_STATED PROBLEM_
All entries below are to be set down again, identical to the source.

[Records about charts and figures]
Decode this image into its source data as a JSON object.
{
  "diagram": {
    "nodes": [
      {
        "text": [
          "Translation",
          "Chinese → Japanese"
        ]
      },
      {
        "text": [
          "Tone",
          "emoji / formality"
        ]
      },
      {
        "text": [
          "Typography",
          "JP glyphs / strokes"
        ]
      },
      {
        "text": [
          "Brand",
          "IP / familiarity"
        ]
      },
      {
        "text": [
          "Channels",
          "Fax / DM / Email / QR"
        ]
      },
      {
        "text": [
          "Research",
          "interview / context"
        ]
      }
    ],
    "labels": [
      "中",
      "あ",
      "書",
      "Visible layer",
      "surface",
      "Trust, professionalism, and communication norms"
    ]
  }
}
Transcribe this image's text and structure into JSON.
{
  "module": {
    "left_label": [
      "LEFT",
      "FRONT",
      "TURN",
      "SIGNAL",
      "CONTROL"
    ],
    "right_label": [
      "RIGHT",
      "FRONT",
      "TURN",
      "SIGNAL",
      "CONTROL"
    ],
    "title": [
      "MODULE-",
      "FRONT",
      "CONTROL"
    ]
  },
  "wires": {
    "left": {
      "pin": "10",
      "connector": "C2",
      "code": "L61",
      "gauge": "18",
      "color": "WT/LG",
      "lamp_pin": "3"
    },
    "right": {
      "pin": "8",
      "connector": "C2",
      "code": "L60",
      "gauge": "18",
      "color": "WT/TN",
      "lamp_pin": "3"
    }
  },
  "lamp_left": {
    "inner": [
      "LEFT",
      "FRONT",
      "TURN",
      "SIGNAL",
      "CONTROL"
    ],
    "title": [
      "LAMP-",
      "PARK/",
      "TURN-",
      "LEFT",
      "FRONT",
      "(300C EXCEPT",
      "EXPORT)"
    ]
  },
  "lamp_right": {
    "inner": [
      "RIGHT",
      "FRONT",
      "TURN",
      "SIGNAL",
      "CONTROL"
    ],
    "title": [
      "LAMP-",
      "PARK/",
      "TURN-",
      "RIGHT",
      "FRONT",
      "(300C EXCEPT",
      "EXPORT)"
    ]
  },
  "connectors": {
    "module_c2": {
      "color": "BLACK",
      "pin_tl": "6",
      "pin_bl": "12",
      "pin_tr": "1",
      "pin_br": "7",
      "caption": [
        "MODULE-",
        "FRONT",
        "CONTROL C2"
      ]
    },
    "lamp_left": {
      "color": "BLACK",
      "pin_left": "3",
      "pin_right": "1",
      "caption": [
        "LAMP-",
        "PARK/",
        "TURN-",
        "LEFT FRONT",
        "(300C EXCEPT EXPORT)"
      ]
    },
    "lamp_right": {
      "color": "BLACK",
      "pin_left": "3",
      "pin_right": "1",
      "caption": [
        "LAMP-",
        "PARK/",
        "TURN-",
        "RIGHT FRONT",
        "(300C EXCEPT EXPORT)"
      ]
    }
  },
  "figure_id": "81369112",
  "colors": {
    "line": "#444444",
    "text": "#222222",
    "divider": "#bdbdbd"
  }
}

_IN RESPONSE_
Decode this image into its source data as a JSON object.
{
  "diagram": {
    "nodes": [
      {
        "text": [
          "Translation",
          "Chinese → Japanese"
        ]
      },
      {
        "text": [
          "Tone",
          "emoji / formality"
        ]
      },
      {
        "text": [
          "Typography",
          "JP glyphs / strokes"
        ]
      },
      {
        "text": [
          "Brand",
          "IP / familiarity"
        ]
      },
      {
        "text": [
          "Channels",
          "Fax / DM / Email / QR"
        ]
      },
      {
        "text": [
          "Research",
          "interview / context"
        ]
      }
    ],
    "labels": [
      "中",
      "あ",
      "書",
      "Visible layer",
      "surface",
      "Trust, professionalism, and communication norms"
    ]
  }
}
Transcribe this image's text and structure into JSON.
{
  "module": {
    "left_label": [
      "LEFT",
      "FRONT",
      "TURN",
      "SIGNAL",
      "CONTROL"
    ],
    "right_label": [
      "RIGHT",
      "FRONT",
      "TURN",
      "SIGNAL",
      "CONTROL"
    ],
    "title": [
      "MODULE-",
      "FRONT",
      "CONTROL"
    ]
  },
  "wires": {
    "left": {
      "pin": "10",
      "connector": "C2",
      "code": "L61",
      "gauge": "18",
      "color": "WT/LG",
      "lamp_pin": "3"
    },
    "right": {
      "pin": "8",
      "connector": "C2",
      "code": "L60",
      "gauge": "18",
      "color": "WT/TN",
      "lamp_pin": "3"
    }
  },
  "lamp_left": {
    "inner": [
      "LEFT",
      "FRONT",
      "TURN",
      "SIGNAL",
      "CONTROL"
    ],
    "title": [
      "LAMP-",
      "PARK/",
      "TURN-",
      "LEFT",
      "FRONT",
      "(300C EXCEPT",
      "EXPORT)"
    ]
  },
  "lamp_right": {
    "inner": [
      "RIGHT",
      "FRONT",
      "TURN",
      "SIGNAL",
      "CONTROL"
    ],
    "title": [
      "LAMP-",
      "PARK/",
      "TURN-",
      "RIGHT",
      "FRONT",
      "(300C EXCEPT",
      "EXPORT)"
    ]
  },
  "connectors": {
    "module_c2": {
      "color": "BLACK",
      "pin_tl": "6",
      "pin_bl": "12",
      "pin_tr": "1",
      "pin_br": "7",
      "caption": [
        "MODULE-",
        "FRONT",
        "CONTROL C2"
      ]
    },
    "lamp_left": {
      "color": "BLACK",
      "pin_left": "3",
      "pin_right": "1",
      "caption": [
        "LAMP-",
        "PARK/",
        "TURN-",
        "LEFT FRONT",
        "(300C EXCEPT EXPORT)"
      ]
    },
    "lamp_right": {
      "color": "BLACK",
      "pin_left": "3",
      "pin_right": "1",
      "caption": [
        "LAMP-",
        "PARK/",
        "TURN-",
        "RIGHT FRONT",
        "(300C EXCEPT EXPORT)"
      ]
    }
  },
  "figure_id": "81369112",
  "colors": {
    "line": "#444444",
    "text": "#222222",
    "divider": "#bdbdbd"
  }
}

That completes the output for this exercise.